• Problem description: Would you transcribe the listing that follows, character for character, and omit its images?

• Data to process:
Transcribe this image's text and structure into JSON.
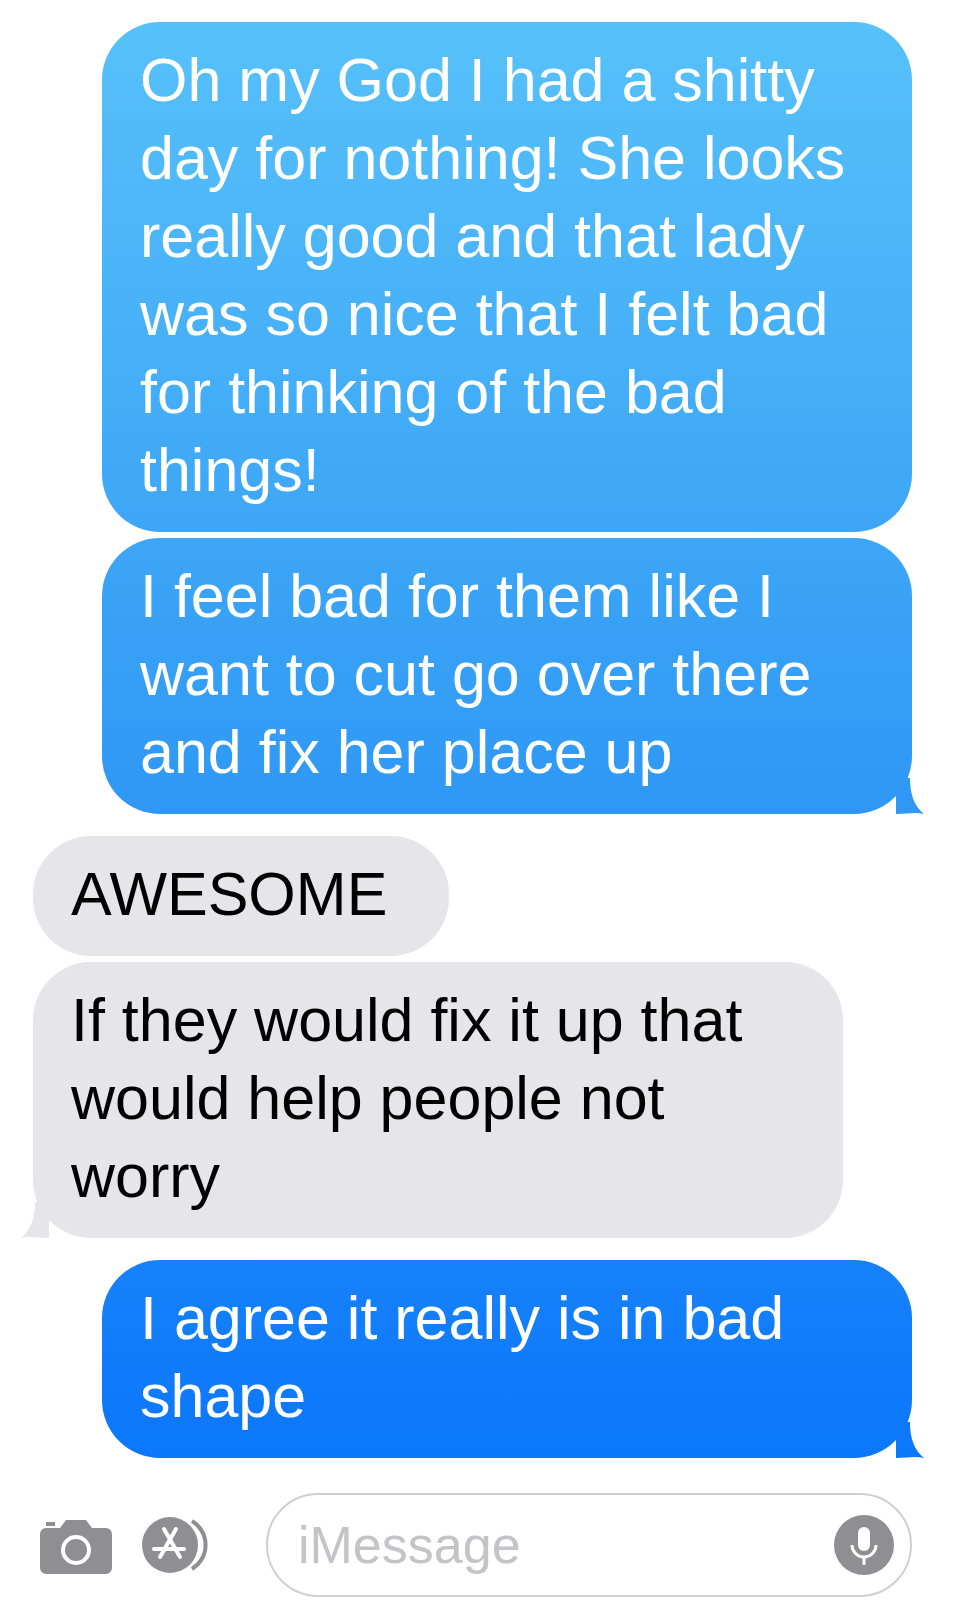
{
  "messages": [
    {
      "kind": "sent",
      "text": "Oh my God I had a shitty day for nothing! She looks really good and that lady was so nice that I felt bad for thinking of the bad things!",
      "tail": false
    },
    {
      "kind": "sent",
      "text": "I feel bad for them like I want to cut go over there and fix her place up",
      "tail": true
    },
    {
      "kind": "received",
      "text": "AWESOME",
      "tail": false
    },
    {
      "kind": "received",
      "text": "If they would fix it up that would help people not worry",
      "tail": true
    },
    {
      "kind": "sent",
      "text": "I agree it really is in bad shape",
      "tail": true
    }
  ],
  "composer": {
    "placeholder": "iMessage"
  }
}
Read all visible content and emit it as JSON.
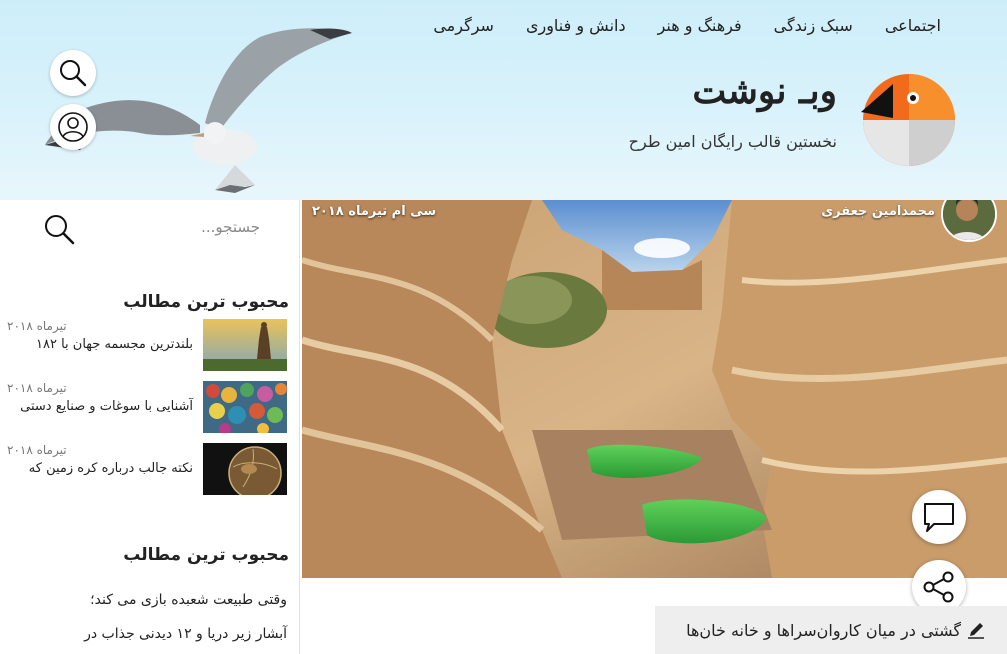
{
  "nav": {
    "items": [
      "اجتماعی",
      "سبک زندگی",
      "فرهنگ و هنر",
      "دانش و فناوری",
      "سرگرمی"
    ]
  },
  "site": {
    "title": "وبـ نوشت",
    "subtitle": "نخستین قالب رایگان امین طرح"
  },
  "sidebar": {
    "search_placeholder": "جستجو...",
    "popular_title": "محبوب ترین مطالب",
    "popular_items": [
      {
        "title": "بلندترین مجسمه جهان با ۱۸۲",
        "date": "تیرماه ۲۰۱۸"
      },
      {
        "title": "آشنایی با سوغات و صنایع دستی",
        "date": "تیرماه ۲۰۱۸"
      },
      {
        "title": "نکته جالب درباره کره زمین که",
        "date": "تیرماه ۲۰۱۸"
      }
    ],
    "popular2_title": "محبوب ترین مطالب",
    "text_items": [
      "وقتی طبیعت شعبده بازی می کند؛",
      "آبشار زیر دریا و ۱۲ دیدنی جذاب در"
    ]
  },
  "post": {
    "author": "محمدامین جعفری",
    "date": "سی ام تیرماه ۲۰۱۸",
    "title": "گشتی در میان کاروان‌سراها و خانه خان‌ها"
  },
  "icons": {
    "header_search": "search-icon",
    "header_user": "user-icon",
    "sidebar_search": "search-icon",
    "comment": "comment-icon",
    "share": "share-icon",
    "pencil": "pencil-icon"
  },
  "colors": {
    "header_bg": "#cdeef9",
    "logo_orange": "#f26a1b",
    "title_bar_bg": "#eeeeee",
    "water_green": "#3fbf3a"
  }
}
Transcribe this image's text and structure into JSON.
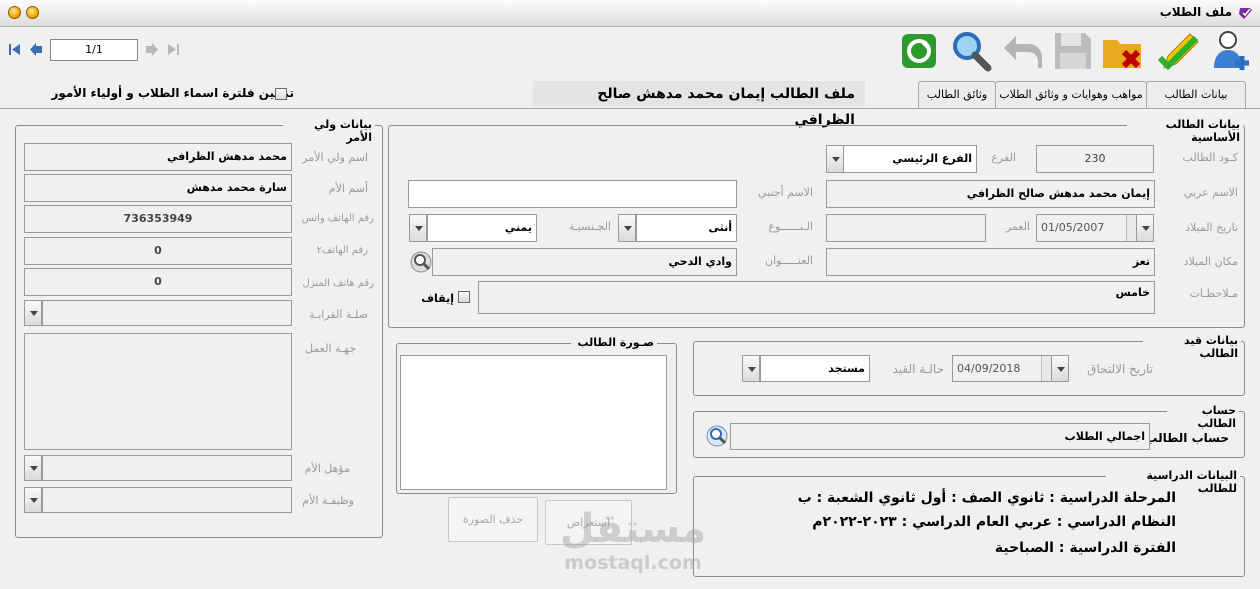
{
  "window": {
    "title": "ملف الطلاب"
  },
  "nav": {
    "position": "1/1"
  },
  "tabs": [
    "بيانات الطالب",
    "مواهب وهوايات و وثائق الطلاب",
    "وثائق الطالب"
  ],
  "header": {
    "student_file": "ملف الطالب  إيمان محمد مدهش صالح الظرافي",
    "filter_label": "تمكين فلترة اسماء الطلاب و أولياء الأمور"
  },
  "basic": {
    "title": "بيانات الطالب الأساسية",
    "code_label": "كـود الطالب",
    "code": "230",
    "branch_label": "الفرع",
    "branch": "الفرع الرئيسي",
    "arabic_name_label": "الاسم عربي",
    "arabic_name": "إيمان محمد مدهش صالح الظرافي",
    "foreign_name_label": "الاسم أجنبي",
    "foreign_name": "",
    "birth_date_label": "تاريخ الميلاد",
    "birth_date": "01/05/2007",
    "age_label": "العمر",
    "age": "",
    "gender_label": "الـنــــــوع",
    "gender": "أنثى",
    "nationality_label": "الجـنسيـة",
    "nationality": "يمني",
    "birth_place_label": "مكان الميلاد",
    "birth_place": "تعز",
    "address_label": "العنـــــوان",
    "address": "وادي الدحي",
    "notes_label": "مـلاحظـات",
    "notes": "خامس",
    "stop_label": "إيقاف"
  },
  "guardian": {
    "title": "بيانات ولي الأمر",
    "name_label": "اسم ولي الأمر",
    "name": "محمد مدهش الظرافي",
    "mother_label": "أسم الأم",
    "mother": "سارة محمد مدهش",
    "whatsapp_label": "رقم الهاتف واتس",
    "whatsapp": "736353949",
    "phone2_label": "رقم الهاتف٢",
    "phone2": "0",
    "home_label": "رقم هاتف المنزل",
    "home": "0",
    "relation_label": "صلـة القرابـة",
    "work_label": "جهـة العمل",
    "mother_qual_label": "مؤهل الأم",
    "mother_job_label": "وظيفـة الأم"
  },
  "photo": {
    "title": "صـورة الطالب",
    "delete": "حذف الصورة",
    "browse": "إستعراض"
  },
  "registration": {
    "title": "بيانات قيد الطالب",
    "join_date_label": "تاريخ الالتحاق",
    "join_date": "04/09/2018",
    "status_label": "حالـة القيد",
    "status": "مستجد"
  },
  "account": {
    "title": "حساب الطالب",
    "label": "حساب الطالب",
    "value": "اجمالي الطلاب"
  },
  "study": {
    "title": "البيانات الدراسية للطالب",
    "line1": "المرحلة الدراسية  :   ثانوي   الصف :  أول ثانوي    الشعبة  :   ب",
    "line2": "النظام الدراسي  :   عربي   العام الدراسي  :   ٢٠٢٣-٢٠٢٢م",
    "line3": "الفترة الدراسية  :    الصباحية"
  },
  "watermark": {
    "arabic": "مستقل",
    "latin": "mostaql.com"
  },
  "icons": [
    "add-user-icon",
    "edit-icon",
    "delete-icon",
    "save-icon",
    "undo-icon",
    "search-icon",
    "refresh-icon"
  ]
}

• Reply to the exercise:
Transcribe this image's text and structure into JSON.
{
  "messages": [
    {
      "kind": "sent",
      "text": "Oh my God I had a shitty day for nothing! She looks really good and that lady was so nice that I felt bad for thinking of the bad things!",
      "tail": false
    },
    {
      "kind": "sent",
      "text": "I feel bad for them like I want to cut go over there and fix her place up",
      "tail": true
    },
    {
      "kind": "received",
      "text": "AWESOME",
      "tail": false
    },
    {
      "kind": "received",
      "text": "If they would fix it up that would help people not worry",
      "tail": true
    },
    {
      "kind": "sent",
      "text": "I agree it really is in bad shape",
      "tail": true
    }
  ],
  "composer": {
    "placeholder": "iMessage"
  }
}
Read all visible content and emit it as JSON.
{
  "nav": {
    "items": [
      "اجتماعی",
      "سبک زندگی",
      "فرهنگ و هنر",
      "دانش و فناوری",
      "سرگرمی"
    ]
  },
  "site": {
    "title": "وبـ نوشت",
    "subtitle": "نخستین قالب رایگان امین طرح"
  },
  "sidebar": {
    "search_placeholder": "جستجو...",
    "popular_title": "محبوب ترین مطالب",
    "popular_items": [
      {
        "title": "بلندترین مجسمه جهان با ۱۸۲",
        "date": "تیرماه ۲۰۱۸"
      },
      {
        "title": "آشنایی با سوغات و صنایع دستی",
        "date": "تیرماه ۲۰۱۸"
      },
      {
        "title": "نکته جالب درباره کره زمین که",
        "date": "تیرماه ۲۰۱۸"
      }
    ],
    "popular2_title": "محبوب ترین مطالب",
    "text_items": [
      "وقتی طبیعت شعبده بازی می کند؛",
      "آبشار زیر دریا و ۱۲ دیدنی جذاب در"
    ]
  },
  "post": {
    "author": "محمدامین جعفری",
    "date": "سی ام تیرماه ۲۰۱۸",
    "title": "گشتی در میان کاروان‌سراها و خانه خان‌ها"
  },
  "icons": {
    "header_search": "search-icon",
    "header_user": "user-icon",
    "sidebar_search": "search-icon",
    "comment": "comment-icon",
    "share": "share-icon",
    "pencil": "pencil-icon"
  },
  "colors": {
    "header_bg": "#cdeef9",
    "logo_orange": "#f26a1b",
    "title_bar_bg": "#eeeeee",
    "water_green": "#3fbf3a"
  }
}
Transcribe this image's text and structure into JSON.
{
  "window": {
    "title": "ملف الطلاب"
  },
  "nav": {
    "position": "1/1"
  },
  "tabs": [
    "بيانات الطالب",
    "مواهب وهوايات و وثائق الطلاب",
    "وثائق الطالب"
  ],
  "header": {
    "student_file": "ملف الطالب  إيمان محمد مدهش صالح الظرافي",
    "filter_label": "تمكين فلترة اسماء الطلاب و أولياء الأمور"
  },
  "basic": {
    "title": "بيانات الطالب الأساسية",
    "code_label": "كـود الطالب",
    "code": "230",
    "branch_label": "الفرع",
    "branch": "الفرع الرئيسي",
    "arabic_name_label": "الاسم عربي",
    "arabic_name": "إيمان محمد مدهش صالح الظرافي",
    "foreign_name_label": "الاسم أجنبي",
    "foreign_name": "",
    "birth_date_label": "تاريخ الميلاد",
    "birth_date": "01/05/2007",
    "age_label": "العمر",
    "age": "",
    "gender_label": "الـنــــــوع",
    "gender": "أنثى",
    "nationality_label": "الجـنسيـة",
    "nationality": "يمني",
    "birth_place_label": "مكان الميلاد",
    "birth_place": "تعز",
    "address_label": "العنـــــوان",
    "address": "وادي الدحي",
    "notes_label": "مـلاحظـات",
    "notes": "خامس",
    "stop_label": "إيقاف"
  },
  "guardian": {
    "title": "بيانات ولي الأمر",
    "name_label": "اسم ولي الأمر",
    "name": "محمد مدهش الظرافي",
    "mother_label": "أسم الأم",
    "mother": "سارة محمد مدهش",
    "whatsapp_label": "رقم الهاتف واتس",
    "whatsapp": "736353949",
    "phone2_label": "رقم الهاتف٢",
    "phone2": "0",
    "home_label": "رقم هاتف المنزل",
    "home": "0",
    "relation_label": "صلـة القرابـة",
    "work_label": "جهـة العمل",
    "mother_qual_label": "مؤهل الأم",
    "mother_job_label": "وظيفـة الأم"
  },
  "photo": {
    "title": "صـورة الطالب",
    "delete": "حذف الصورة",
    "browse": "إستعراض"
  },
  "registration": {
    "title": "بيانات قيد الطالب",
    "join_date_label": "تاريخ الالتحاق",
    "join_date": "04/09/2018",
    "status_label": "حالـة القيد",
    "status": "مستجد"
  },
  "account": {
    "title": "حساب الطالب",
    "label": "حساب الطالب",
    "value": "اجمالي الطلاب"
  },
  "study": {
    "title": "البيانات الدراسية للطالب",
    "line1": "المرحلة الدراسية  :   ثانوي   الصف :  أول ثانوي    الشعبة  :   ب",
    "line2": "النظام الدراسي  :   عربي   العام الدراسي  :   ٢٠٢٣-٢٠٢٢م",
    "line3": "الفترة الدراسية  :    الصباحية"
  },
  "watermark": {
    "arabic": "مستقل",
    "latin": "mostaql.com"
  },
  "icons": [
    "add-user-icon",
    "edit-icon",
    "delete-icon",
    "save-icon",
    "undo-icon",
    "search-icon",
    "refresh-icon"
  ]
}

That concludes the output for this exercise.